Count every line that includes the string "favicon" in the entries that follow. Nothing besides the number is needed.

— Dataset —
——————————
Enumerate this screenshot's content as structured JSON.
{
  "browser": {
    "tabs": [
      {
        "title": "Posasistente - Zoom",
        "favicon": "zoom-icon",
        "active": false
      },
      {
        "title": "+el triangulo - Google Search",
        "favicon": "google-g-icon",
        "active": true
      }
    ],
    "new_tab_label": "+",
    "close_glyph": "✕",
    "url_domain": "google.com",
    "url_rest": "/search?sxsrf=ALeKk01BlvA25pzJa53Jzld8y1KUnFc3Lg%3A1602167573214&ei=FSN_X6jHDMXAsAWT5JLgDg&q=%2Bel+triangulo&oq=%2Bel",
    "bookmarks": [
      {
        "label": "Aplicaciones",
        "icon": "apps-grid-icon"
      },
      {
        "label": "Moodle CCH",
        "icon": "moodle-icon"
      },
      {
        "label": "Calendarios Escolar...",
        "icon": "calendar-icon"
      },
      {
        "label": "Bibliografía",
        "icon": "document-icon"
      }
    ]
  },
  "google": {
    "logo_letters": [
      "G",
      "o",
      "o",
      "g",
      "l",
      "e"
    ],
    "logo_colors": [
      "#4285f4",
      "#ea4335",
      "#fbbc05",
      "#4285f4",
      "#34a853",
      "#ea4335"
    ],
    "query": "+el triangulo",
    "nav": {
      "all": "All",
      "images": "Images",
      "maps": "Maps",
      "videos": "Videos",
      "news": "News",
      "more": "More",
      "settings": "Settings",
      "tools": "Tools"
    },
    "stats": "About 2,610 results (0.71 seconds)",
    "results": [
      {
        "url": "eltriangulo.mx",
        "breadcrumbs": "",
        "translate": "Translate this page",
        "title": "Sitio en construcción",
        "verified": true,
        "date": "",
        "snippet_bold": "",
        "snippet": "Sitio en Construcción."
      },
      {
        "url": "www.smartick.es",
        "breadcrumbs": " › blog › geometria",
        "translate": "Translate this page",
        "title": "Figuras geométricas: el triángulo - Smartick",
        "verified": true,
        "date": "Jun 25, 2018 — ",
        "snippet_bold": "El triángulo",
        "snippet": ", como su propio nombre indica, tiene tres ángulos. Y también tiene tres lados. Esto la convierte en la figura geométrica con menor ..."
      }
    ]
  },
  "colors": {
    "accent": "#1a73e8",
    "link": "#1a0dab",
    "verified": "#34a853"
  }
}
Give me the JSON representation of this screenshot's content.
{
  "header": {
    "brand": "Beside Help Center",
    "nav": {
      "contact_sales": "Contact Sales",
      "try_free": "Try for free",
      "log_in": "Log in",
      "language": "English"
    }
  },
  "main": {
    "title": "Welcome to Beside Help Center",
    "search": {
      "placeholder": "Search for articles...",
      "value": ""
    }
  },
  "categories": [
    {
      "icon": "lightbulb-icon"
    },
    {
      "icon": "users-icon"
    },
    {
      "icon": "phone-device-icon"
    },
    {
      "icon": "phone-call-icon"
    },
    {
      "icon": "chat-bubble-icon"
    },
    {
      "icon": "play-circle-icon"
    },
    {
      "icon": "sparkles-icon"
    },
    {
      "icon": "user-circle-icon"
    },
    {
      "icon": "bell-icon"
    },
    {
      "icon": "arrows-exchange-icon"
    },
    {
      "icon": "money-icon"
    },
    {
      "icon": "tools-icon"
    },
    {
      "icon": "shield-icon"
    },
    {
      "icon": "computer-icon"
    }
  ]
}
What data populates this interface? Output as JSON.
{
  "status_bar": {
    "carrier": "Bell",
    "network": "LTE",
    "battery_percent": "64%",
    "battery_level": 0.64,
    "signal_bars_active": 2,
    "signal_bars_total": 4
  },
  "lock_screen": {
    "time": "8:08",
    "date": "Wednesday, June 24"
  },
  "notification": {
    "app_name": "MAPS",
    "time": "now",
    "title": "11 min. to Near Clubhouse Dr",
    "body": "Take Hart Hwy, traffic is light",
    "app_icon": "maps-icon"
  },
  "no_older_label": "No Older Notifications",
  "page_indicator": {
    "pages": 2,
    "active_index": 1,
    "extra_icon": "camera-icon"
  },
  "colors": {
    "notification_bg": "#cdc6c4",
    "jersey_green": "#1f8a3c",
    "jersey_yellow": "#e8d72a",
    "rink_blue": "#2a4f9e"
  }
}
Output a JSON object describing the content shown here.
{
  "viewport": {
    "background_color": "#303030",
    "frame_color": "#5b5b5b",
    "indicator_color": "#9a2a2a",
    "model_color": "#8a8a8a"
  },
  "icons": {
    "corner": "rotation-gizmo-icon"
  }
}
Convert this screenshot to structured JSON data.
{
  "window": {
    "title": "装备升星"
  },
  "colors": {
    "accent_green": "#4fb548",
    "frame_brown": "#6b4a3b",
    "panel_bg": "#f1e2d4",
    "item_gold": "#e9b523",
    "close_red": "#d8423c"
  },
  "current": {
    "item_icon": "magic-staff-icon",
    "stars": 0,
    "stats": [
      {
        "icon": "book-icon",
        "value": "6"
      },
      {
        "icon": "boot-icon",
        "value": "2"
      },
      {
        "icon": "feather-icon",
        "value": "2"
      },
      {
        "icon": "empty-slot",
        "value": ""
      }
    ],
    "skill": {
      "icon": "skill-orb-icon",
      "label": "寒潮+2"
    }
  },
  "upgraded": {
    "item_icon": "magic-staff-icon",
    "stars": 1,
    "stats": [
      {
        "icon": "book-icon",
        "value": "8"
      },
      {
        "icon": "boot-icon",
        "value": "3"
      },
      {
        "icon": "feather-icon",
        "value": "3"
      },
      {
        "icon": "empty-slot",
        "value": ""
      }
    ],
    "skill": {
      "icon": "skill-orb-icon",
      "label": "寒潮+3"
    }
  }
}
——————————
— Task output —
2